▶ What you will do: Wherever a line in the data below holds "Konus", copy that line.

▶ Records to use:
>> BEGIN
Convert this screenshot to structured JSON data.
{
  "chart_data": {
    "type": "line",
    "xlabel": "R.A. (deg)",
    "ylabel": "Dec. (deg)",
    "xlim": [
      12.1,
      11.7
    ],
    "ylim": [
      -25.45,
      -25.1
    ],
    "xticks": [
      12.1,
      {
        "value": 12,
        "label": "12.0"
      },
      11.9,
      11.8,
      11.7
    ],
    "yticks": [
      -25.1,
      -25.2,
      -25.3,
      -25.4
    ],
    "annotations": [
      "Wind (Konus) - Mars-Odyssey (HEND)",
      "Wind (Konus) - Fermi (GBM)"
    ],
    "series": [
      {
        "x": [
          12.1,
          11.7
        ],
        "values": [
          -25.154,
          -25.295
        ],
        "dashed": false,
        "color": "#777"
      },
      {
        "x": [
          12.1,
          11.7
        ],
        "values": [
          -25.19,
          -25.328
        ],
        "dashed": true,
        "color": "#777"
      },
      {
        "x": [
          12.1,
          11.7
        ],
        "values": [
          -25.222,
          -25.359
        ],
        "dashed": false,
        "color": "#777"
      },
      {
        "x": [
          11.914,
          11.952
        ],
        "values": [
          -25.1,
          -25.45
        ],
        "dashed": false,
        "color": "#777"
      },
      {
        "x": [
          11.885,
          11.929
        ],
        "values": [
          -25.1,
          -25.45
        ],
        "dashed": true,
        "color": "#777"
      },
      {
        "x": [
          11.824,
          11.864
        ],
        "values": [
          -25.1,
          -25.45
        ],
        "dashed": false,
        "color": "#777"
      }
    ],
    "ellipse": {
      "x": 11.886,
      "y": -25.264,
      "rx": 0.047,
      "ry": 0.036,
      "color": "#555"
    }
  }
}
>> END
▶ Solved problem:
      "Wind (Konus) - Mars-Odyssey (HEND)",
      "Wind (Konus) - Fermi (GBM)"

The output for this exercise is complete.